Dataset entries:
┄┄┄┄┄┄┄┄┄┄┄┄┄┄┄┄┄┄┄┄
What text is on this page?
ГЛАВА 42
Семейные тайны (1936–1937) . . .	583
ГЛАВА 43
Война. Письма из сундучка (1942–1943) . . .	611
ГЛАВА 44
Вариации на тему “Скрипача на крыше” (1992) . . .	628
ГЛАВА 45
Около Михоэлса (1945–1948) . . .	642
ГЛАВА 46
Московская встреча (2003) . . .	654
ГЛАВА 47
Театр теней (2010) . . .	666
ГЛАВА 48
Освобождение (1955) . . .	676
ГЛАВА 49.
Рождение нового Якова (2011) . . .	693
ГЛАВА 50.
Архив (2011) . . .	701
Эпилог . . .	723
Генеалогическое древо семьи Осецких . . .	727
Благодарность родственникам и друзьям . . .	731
┄┄┄┄┄┄┄┄┄┄┄┄┄┄┄┄┄┄┄┄
▶ Stated problem:
Locate all lines in the listing above with the word "ГЛАВА". Copy them.

▶ Full answer:
ГЛАВА 42
ГЛАВА 43
ГЛАВА 44
ГЛАВА 45
ГЛАВА 46
ГЛАВА 47
ГЛАВА 48
ГЛАВА 49.
ГЛАВА 50.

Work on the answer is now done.